# What you should do:
Take the entries below and print all of them exactly, please.

# Dataset records:

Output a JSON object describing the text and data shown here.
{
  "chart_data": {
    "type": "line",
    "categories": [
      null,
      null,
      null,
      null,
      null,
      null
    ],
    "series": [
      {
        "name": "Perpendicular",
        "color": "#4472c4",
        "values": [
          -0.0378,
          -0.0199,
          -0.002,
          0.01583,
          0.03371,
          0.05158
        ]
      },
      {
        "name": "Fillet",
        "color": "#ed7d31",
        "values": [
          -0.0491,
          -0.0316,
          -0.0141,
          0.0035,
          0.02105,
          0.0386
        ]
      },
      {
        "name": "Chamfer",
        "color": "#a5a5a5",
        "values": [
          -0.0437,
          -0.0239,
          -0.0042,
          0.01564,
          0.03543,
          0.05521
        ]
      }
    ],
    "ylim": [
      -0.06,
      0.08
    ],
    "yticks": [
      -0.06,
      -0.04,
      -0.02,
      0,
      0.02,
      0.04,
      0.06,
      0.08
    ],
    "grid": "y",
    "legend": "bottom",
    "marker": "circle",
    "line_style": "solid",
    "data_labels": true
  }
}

# Response to this task:
Output a JSON object describing the text and data shown here.
{
  "chart_data": {
    "type": "line",
    "categories": [
      null,
      null,
      null,
      null,
      null,
      null
    ],
    "series": [
      {
        "name": "Perpendicular",
        "color": "#4472c4",
        "values": [
          -0.0378,
          -0.0199,
          -0.002,
          0.01583,
          0.03371,
          0.05158
        ]
      },
      {
        "name": "Fillet",
        "color": "#ed7d31",
        "values": [
          -0.0491,
          -0.0316,
          -0.0141,
          0.0035,
          0.02105,
          0.0386
        ]
      },
      {
        "name": "Chamfer",
        "color": "#a5a5a5",
        "values": [
          -0.0437,
          -0.0239,
          -0.0042,
          0.01564,
          0.03543,
          0.05521
        ]
      }
    ],
    "ylim": [
      -0.06,
      0.08
    ],
    "yticks": [
      -0.06,
      -0.04,
      -0.02,
      0,
      0.02,
      0.04,
      0.06,
      0.08
    ],
    "grid": "y",
    "legend": "bottom",
    "marker": "circle",
    "line_style": "solid",
    "data_labels": true
  }
}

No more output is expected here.